--- Start of SOURCE MATERIAL ---

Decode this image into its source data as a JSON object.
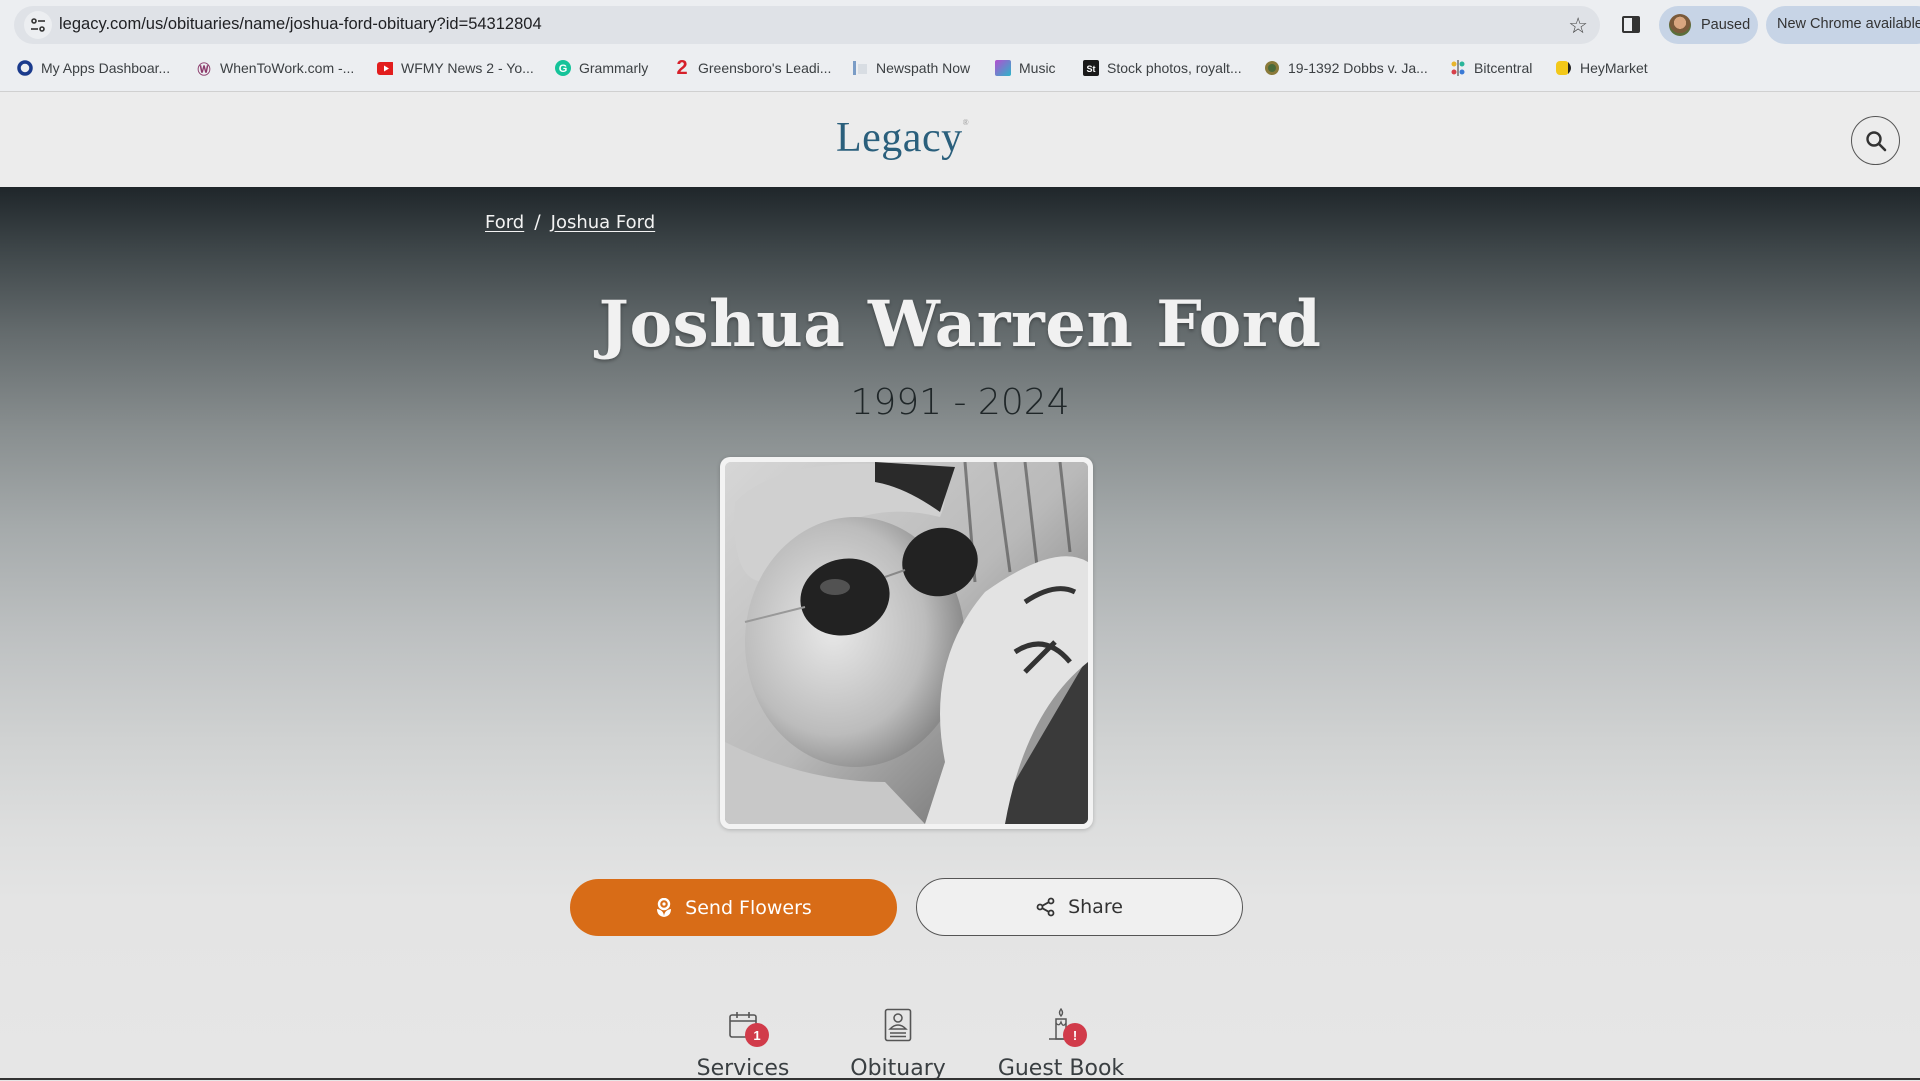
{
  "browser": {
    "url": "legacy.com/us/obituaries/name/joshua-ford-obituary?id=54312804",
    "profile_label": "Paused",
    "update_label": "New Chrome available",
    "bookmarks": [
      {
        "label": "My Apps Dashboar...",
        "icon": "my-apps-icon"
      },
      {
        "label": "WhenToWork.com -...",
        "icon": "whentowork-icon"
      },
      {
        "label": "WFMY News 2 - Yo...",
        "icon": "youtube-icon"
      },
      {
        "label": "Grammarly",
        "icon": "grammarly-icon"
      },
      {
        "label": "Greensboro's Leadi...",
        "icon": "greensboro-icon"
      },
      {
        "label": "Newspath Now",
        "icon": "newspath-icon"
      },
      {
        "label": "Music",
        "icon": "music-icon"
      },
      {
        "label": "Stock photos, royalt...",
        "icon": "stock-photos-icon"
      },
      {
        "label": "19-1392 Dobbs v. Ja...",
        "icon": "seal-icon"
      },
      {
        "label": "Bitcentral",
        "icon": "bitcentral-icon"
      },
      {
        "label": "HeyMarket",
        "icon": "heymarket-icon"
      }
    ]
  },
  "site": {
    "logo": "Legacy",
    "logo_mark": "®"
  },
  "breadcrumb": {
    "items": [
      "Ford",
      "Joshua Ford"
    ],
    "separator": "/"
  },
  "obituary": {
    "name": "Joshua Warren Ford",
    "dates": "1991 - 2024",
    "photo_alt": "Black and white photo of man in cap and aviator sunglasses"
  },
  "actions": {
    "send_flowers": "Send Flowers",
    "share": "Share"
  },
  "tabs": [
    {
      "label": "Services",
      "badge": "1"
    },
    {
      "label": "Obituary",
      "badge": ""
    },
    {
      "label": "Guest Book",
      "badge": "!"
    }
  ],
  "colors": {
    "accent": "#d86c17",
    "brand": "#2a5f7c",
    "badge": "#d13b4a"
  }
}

--- End of SOURCE MATERIAL ---
--- Start of SOURCE MATERIAL ---

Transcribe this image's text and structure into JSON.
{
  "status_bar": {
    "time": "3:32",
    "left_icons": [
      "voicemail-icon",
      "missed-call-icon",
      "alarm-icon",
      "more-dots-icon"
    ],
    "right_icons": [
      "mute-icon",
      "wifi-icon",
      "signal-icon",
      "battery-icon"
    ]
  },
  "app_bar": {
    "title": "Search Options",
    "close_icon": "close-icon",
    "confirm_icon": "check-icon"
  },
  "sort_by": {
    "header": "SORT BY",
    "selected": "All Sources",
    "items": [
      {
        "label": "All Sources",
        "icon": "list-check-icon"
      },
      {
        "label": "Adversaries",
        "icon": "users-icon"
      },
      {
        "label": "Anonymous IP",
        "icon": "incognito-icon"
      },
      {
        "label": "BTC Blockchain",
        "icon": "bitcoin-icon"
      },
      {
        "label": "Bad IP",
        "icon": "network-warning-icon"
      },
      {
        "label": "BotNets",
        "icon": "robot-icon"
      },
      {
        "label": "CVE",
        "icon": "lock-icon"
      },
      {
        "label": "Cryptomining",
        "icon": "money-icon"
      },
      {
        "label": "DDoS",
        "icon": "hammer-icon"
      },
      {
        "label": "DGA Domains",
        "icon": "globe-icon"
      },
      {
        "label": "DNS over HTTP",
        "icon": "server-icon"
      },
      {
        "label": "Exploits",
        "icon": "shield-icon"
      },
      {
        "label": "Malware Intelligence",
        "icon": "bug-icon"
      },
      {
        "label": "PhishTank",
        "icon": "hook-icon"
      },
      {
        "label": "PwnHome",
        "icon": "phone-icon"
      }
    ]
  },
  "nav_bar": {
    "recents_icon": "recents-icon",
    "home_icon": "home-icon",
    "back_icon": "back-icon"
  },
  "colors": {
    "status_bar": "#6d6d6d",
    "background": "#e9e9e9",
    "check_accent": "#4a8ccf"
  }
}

--- End of SOURCE MATERIAL ---

Count the lines of the material that include the word "image", then report only the total.

2